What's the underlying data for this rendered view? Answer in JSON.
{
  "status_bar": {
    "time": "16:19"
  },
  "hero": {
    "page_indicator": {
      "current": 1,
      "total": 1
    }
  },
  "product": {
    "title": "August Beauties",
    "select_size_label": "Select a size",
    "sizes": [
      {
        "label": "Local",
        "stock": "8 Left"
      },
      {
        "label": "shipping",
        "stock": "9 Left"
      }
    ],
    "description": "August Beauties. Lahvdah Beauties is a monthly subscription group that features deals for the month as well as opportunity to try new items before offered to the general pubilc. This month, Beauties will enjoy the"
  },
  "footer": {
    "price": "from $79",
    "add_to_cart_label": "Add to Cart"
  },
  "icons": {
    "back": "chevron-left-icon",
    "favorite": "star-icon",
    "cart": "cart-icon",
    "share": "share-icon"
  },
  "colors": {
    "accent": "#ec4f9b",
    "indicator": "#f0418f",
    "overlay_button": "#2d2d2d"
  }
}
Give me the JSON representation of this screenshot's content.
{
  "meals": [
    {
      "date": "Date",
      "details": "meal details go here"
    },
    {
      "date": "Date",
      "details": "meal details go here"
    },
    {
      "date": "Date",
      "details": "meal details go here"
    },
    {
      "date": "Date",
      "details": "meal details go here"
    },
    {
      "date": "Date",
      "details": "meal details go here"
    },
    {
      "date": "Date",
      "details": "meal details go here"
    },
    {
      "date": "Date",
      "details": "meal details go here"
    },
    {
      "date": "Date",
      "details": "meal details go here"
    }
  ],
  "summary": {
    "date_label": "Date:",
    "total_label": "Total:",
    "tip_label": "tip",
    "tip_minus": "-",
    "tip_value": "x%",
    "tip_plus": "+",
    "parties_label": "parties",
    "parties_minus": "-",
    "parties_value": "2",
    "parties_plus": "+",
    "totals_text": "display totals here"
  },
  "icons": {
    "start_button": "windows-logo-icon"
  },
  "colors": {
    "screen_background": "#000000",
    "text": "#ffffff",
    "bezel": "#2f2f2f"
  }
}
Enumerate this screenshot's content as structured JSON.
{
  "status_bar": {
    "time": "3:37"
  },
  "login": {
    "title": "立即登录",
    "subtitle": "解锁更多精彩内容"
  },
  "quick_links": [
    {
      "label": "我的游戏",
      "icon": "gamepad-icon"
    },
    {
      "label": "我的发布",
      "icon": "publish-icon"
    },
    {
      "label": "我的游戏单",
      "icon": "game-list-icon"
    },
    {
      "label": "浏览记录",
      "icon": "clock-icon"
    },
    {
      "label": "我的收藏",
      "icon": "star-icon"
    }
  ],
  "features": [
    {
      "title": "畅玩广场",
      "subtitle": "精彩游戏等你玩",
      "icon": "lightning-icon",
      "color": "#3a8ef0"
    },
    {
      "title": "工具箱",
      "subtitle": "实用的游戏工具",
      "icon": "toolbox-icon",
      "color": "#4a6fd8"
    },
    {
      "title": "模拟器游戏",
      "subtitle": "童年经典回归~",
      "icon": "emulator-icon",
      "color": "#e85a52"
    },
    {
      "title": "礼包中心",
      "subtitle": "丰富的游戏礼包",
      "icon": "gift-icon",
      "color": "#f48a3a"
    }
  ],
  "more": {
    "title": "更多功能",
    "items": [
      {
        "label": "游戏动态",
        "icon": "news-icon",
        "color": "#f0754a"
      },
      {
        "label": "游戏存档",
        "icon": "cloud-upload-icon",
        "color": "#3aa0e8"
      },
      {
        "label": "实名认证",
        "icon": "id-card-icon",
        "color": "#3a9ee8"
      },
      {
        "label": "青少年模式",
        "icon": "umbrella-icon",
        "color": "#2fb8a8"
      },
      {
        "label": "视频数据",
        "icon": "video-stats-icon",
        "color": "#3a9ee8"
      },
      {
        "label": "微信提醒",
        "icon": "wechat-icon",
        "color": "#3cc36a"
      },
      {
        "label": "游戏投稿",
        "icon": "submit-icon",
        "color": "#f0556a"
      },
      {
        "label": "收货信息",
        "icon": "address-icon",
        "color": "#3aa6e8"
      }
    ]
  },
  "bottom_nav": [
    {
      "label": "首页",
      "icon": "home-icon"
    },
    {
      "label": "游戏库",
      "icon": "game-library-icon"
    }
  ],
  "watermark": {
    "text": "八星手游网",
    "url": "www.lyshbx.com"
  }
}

+-------+

The task:
Word for word, restate all of the data shown above.

Task output:
What's the underlying data for this rendered view? Answer in JSON.
{
  "status_bar": {
    "time": "16:19"
  },
  "hero": {
    "page_indicator": {
      "current": 1,
      "total": 1
    }
  },
  "product": {
    "title": "August Beauties",
    "select_size_label": "Select a size",
    "sizes": [
      {
        "label": "Local",
        "stock": "8 Left"
      },
      {
        "label": "shipping",
        "stock": "9 Left"
      }
    ],
    "description": "August Beauties. Lahvdah Beauties is a monthly subscription group that features deals for the month as well as opportunity to try new items before offered to the general pubilc. This month, Beauties will enjoy the"
  },
  "footer": {
    "price": "from $79",
    "add_to_cart_label": "Add to Cart"
  },
  "icons": {
    "back": "chevron-left-icon",
    "favorite": "star-icon",
    "cart": "cart-icon",
    "share": "share-icon"
  },
  "colors": {
    "accent": "#ec4f9b",
    "indicator": "#f0418f",
    "overlay_button": "#2d2d2d"
  }
}
Give me the JSON representation of this screenshot's content.
{
  "meals": [
    {
      "date": "Date",
      "details": "meal details go here"
    },
    {
      "date": "Date",
      "details": "meal details go here"
    },
    {
      "date": "Date",
      "details": "meal details go here"
    },
    {
      "date": "Date",
      "details": "meal details go here"
    },
    {
      "date": "Date",
      "details": "meal details go here"
    },
    {
      "date": "Date",
      "details": "meal details go here"
    },
    {
      "date": "Date",
      "details": "meal details go here"
    },
    {
      "date": "Date",
      "details": "meal details go here"
    }
  ],
  "summary": {
    "date_label": "Date:",
    "total_label": "Total:",
    "tip_label": "tip",
    "tip_minus": "-",
    "tip_value": "x%",
    "tip_plus": "+",
    "parties_label": "parties",
    "parties_minus": "-",
    "parties_value": "2",
    "parties_plus": "+",
    "totals_text": "display totals here"
  },
  "icons": {
    "start_button": "windows-logo-icon"
  },
  "colors": {
    "screen_background": "#000000",
    "text": "#ffffff",
    "bezel": "#2f2f2f"
  }
}
Enumerate this screenshot's content as structured JSON.
{
  "status_bar": {
    "time": "3:37"
  },
  "login": {
    "title": "立即登录",
    "subtitle": "解锁更多精彩内容"
  },
  "quick_links": [
    {
      "label": "我的游戏",
      "icon": "gamepad-icon"
    },
    {
      "label": "我的发布",
      "icon": "publish-icon"
    },
    {
      "label": "我的游戏单",
      "icon": "game-list-icon"
    },
    {
      "label": "浏览记录",
      "icon": "clock-icon"
    },
    {
      "label": "我的收藏",
      "icon": "star-icon"
    }
  ],
  "features": [
    {
      "title": "畅玩广场",
      "subtitle": "精彩游戏等你玩",
      "icon": "lightning-icon",
      "color": "#3a8ef0"
    },
    {
      "title": "工具箱",
      "subtitle": "实用的游戏工具",
      "icon": "toolbox-icon",
      "color": "#4a6fd8"
    },
    {
      "title": "模拟器游戏",
      "subtitle": "童年经典回归~",
      "icon": "emulator-icon",
      "color": "#e85a52"
    },
    {
      "title": "礼包中心",
      "subtitle": "丰富的游戏礼包",
      "icon": "gift-icon",
      "color": "#f48a3a"
    }
  ],
  "more": {
    "title": "更多功能",
    "items": [
      {
        "label": "游戏动态",
        "icon": "news-icon",
        "color": "#f0754a"
      },
      {
        "label": "游戏存档",
        "icon": "cloud-upload-icon",
        "color": "#3aa0e8"
      },
      {
        "label": "实名认证",
        "icon": "id-card-icon",
        "color": "#3a9ee8"
      },
      {
        "label": "青少年模式",
        "icon": "umbrella-icon",
        "color": "#2fb8a8"
      },
      {
        "label": "视频数据",
        "icon": "video-stats-icon",
        "color": "#3a9ee8"
      },
      {
        "label": "微信提醒",
        "icon": "wechat-icon",
        "color": "#3cc36a"
      },
      {
        "label": "游戏投稿",
        "icon": "submit-icon",
        "color": "#f0556a"
      },
      {
        "label": "收货信息",
        "icon": "address-icon",
        "color": "#3aa6e8"
      }
    ]
  },
  "bottom_nav": [
    {
      "label": "首页",
      "icon": "home-icon"
    },
    {
      "label": "游戏库",
      "icon": "game-library-icon"
    }
  ],
  "watermark": {
    "text": "八星手游网",
    "url": "www.lyshbx.com"
  }
}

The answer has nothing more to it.